● **Direction**
Show all lines holding "this".

Source data

**********

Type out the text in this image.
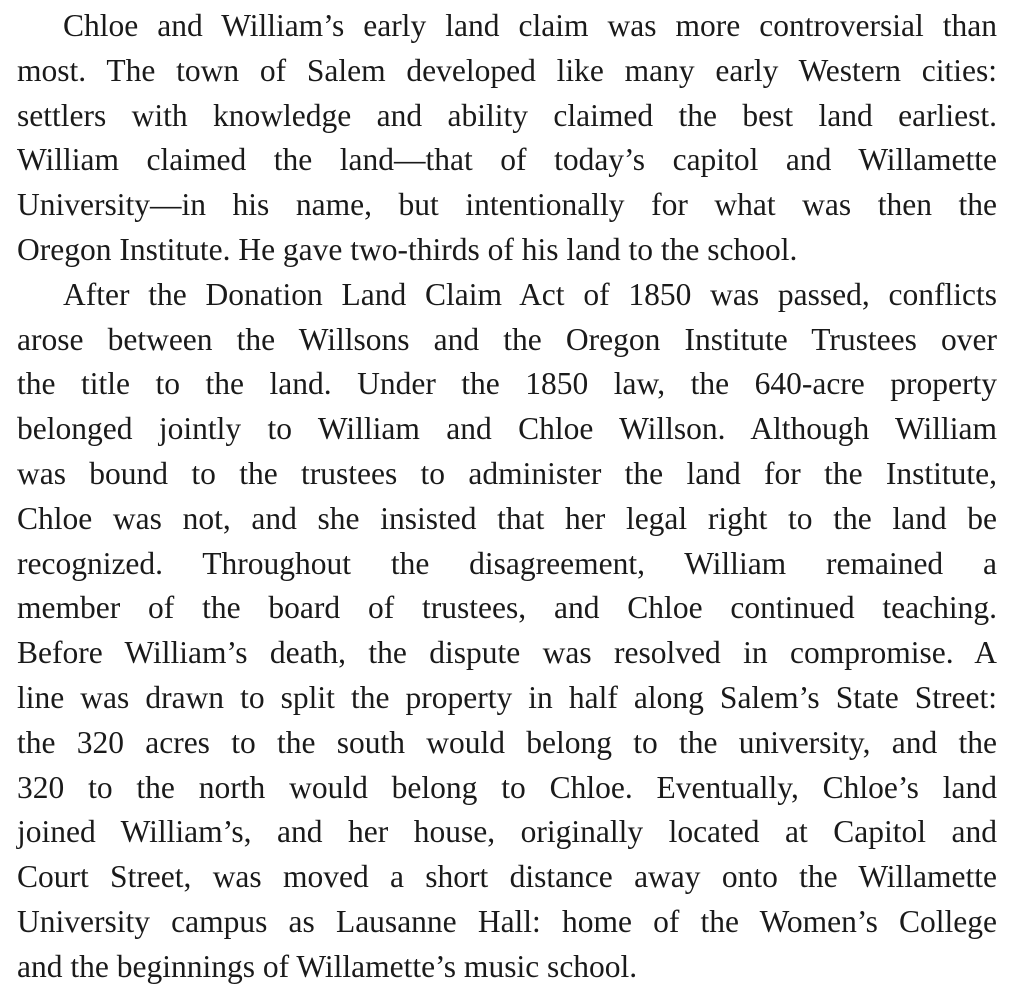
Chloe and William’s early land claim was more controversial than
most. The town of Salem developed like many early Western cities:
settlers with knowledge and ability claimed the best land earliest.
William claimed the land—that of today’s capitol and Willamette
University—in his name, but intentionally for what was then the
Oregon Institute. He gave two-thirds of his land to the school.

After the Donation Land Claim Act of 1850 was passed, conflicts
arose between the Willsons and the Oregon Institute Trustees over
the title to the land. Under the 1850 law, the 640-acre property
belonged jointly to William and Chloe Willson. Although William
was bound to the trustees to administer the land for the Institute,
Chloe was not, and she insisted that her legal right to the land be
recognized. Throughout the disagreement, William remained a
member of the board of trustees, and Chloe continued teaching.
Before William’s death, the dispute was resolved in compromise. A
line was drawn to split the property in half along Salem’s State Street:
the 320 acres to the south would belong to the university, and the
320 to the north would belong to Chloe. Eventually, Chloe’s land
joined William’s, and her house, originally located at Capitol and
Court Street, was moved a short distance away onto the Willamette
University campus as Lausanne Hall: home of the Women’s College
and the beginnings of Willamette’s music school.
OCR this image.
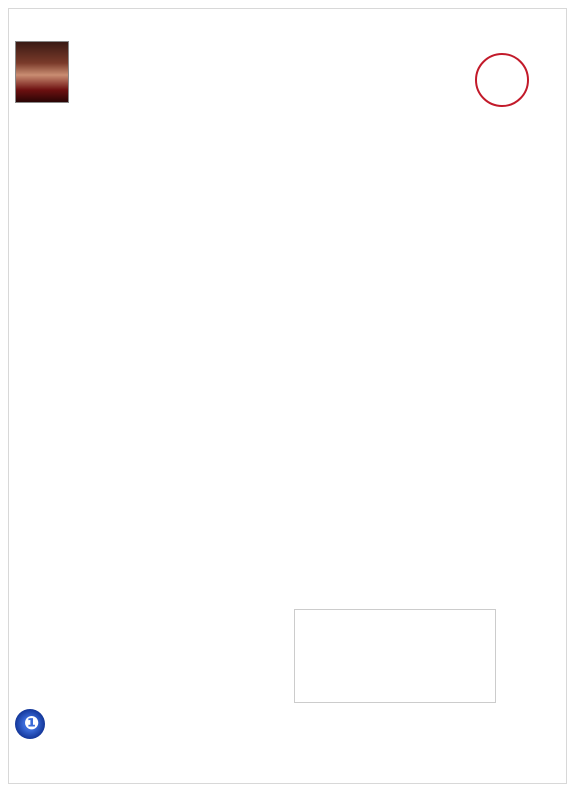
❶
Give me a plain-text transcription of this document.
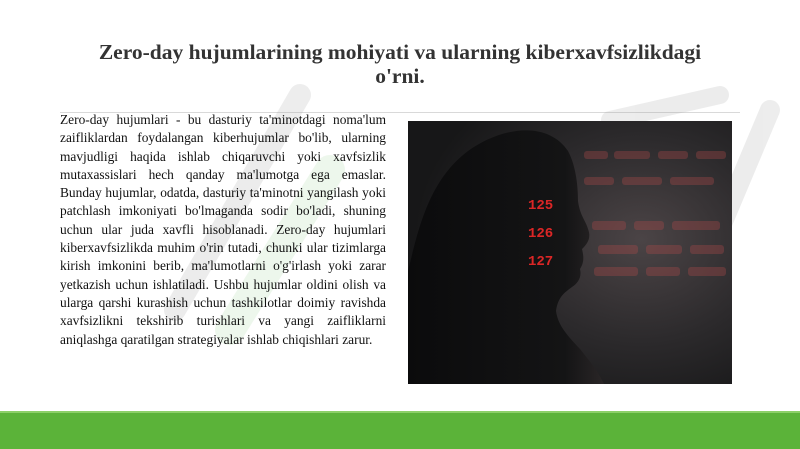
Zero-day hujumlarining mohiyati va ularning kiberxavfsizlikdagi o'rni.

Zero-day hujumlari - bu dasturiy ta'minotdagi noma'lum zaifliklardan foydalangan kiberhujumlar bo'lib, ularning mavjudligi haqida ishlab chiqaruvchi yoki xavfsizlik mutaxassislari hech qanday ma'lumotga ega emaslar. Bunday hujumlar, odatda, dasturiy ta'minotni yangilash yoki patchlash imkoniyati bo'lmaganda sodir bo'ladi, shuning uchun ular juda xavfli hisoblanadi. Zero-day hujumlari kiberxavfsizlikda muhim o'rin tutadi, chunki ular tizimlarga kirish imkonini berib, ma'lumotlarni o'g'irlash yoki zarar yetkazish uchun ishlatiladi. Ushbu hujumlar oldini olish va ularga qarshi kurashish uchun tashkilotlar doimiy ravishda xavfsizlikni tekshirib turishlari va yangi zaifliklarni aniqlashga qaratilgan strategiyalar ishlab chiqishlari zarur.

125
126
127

**********

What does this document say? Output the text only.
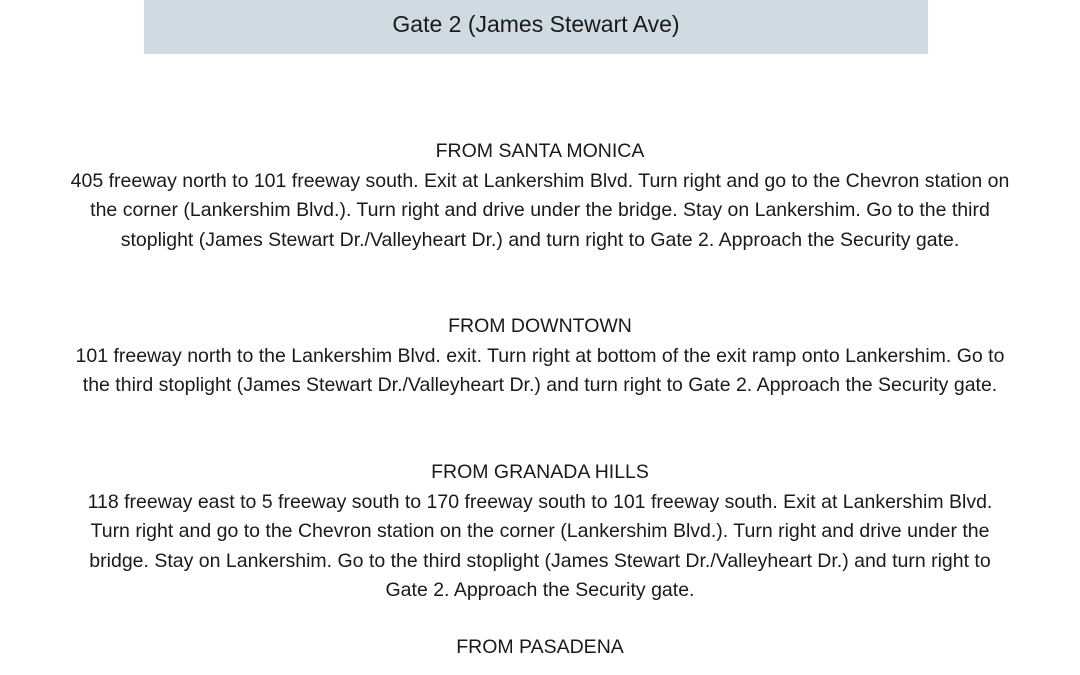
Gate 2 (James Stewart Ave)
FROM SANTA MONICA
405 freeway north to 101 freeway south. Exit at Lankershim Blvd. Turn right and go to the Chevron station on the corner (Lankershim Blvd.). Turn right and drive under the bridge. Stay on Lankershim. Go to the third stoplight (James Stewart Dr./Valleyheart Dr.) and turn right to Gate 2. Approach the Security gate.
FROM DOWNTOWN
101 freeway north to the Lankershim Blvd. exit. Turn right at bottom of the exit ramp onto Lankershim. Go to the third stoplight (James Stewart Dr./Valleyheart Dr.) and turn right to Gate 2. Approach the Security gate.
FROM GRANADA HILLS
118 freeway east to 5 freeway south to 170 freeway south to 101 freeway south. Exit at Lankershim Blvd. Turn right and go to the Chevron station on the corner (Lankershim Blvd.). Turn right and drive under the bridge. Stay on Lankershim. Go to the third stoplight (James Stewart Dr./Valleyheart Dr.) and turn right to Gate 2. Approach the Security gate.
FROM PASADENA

**********

● **Result below**
Type out the text in this image.
OCR this image.
Give me a plain-text transcription of this document.
What does this document say? Output the text only.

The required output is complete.